%%
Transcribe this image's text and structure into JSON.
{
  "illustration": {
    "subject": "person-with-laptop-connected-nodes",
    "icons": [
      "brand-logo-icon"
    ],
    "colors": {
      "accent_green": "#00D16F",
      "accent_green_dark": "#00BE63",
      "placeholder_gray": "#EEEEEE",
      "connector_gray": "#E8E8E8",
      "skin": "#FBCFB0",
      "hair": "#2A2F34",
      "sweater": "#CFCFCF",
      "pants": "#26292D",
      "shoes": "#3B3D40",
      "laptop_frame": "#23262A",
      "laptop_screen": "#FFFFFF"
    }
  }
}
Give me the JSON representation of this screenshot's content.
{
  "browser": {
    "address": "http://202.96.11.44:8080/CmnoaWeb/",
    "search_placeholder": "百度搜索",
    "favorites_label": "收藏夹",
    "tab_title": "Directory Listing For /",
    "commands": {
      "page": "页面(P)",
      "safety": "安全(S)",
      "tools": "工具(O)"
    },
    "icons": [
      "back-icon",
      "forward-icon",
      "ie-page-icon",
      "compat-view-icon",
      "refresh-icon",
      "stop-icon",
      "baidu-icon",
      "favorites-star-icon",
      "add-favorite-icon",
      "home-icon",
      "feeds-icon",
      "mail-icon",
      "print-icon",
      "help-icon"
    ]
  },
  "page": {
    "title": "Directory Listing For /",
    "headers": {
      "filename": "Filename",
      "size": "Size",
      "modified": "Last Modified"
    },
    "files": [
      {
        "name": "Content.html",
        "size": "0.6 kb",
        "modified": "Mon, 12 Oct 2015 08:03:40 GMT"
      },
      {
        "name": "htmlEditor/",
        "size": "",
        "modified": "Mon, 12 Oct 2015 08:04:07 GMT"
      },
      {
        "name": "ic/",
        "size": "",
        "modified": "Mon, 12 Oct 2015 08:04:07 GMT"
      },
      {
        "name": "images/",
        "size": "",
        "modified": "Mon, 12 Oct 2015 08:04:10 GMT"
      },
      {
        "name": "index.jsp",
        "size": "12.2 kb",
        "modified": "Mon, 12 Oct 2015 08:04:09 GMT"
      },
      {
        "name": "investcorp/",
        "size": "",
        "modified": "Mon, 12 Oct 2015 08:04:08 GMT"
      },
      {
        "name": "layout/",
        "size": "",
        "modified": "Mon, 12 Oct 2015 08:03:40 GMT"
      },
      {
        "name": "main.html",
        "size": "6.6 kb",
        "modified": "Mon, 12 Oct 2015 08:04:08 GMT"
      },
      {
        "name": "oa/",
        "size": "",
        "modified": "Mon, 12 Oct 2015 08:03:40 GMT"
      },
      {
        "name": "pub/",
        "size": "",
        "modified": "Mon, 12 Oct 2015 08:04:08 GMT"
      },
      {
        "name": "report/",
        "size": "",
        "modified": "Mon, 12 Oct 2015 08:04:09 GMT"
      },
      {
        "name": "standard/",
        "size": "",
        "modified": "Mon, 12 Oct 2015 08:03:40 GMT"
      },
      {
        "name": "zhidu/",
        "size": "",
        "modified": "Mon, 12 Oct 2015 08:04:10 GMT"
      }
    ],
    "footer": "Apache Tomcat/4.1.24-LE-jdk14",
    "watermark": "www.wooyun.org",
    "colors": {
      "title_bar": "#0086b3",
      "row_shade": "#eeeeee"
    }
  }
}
%%
## THE TASK:
Recite the full listing above exactly.

## RESPONSE TO THIS EXERCISE:
Transcribe this image's text and structure into JSON.
{
  "illustration": {
    "subject": "person-with-laptop-connected-nodes",
    "icons": [
      "brand-logo-icon"
    ],
    "colors": {
      "accent_green": "#00D16F",
      "accent_green_dark": "#00BE63",
      "placeholder_gray": "#EEEEEE",
      "connector_gray": "#E8E8E8",
      "skin": "#FBCFB0",
      "hair": "#2A2F34",
      "sweater": "#CFCFCF",
      "pants": "#26292D",
      "shoes": "#3B3D40",
      "laptop_frame": "#23262A",
      "laptop_screen": "#FFFFFF"
    }
  }
}
Give me the JSON representation of this screenshot's content.
{
  "browser": {
    "address": "http://202.96.11.44:8080/CmnoaWeb/",
    "search_placeholder": "百度搜索",
    "favorites_label": "收藏夹",
    "tab_title": "Directory Listing For /",
    "commands": {
      "page": "页面(P)",
      "safety": "安全(S)",
      "tools": "工具(O)"
    },
    "icons": [
      "back-icon",
      "forward-icon",
      "ie-page-icon",
      "compat-view-icon",
      "refresh-icon",
      "stop-icon",
      "baidu-icon",
      "favorites-star-icon",
      "add-favorite-icon",
      "home-icon",
      "feeds-icon",
      "mail-icon",
      "print-icon",
      "help-icon"
    ]
  },
  "page": {
    "title": "Directory Listing For /",
    "headers": {
      "filename": "Filename",
      "size": "Size",
      "modified": "Last Modified"
    },
    "files": [
      {
        "name": "Content.html",
        "size": "0.6 kb",
        "modified": "Mon, 12 Oct 2015 08:03:40 GMT"
      },
      {
        "name": "htmlEditor/",
        "size": "",
        "modified": "Mon, 12 Oct 2015 08:04:07 GMT"
      },
      {
        "name": "ic/",
        "size": "",
        "modified": "Mon, 12 Oct 2015 08:04:07 GMT"
      },
      {
        "name": "images/",
        "size": "",
        "modified": "Mon, 12 Oct 2015 08:04:10 GMT"
      },
      {
        "name": "index.jsp",
        "size": "12.2 kb",
        "modified": "Mon, 12 Oct 2015 08:04:09 GMT"
      },
      {
        "name": "investcorp/",
        "size": "",
        "modified": "Mon, 12 Oct 2015 08:04:08 GMT"
      },
      {
        "name": "layout/",
        "size": "",
        "modified": "Mon, 12 Oct 2015 08:03:40 GMT"
      },
      {
        "name": "main.html",
        "size": "6.6 kb",
        "modified": "Mon, 12 Oct 2015 08:04:08 GMT"
      },
      {
        "name": "oa/",
        "size": "",
        "modified": "Mon, 12 Oct 2015 08:03:40 GMT"
      },
      {
        "name": "pub/",
        "size": "",
        "modified": "Mon, 12 Oct 2015 08:04:08 GMT"
      },
      {
        "name": "report/",
        "size": "",
        "modified": "Mon, 12 Oct 2015 08:04:09 GMT"
      },
      {
        "name": "standard/",
        "size": "",
        "modified": "Mon, 12 Oct 2015 08:03:40 GMT"
      },
      {
        "name": "zhidu/",
        "size": "",
        "modified": "Mon, 12 Oct 2015 08:04:10 GMT"
      }
    ],
    "footer": "Apache Tomcat/4.1.24-LE-jdk14",
    "watermark": "www.wooyun.org",
    "colors": {
      "title_bar": "#0086b3",
      "row_shade": "#eeeeee"
    }
  }
}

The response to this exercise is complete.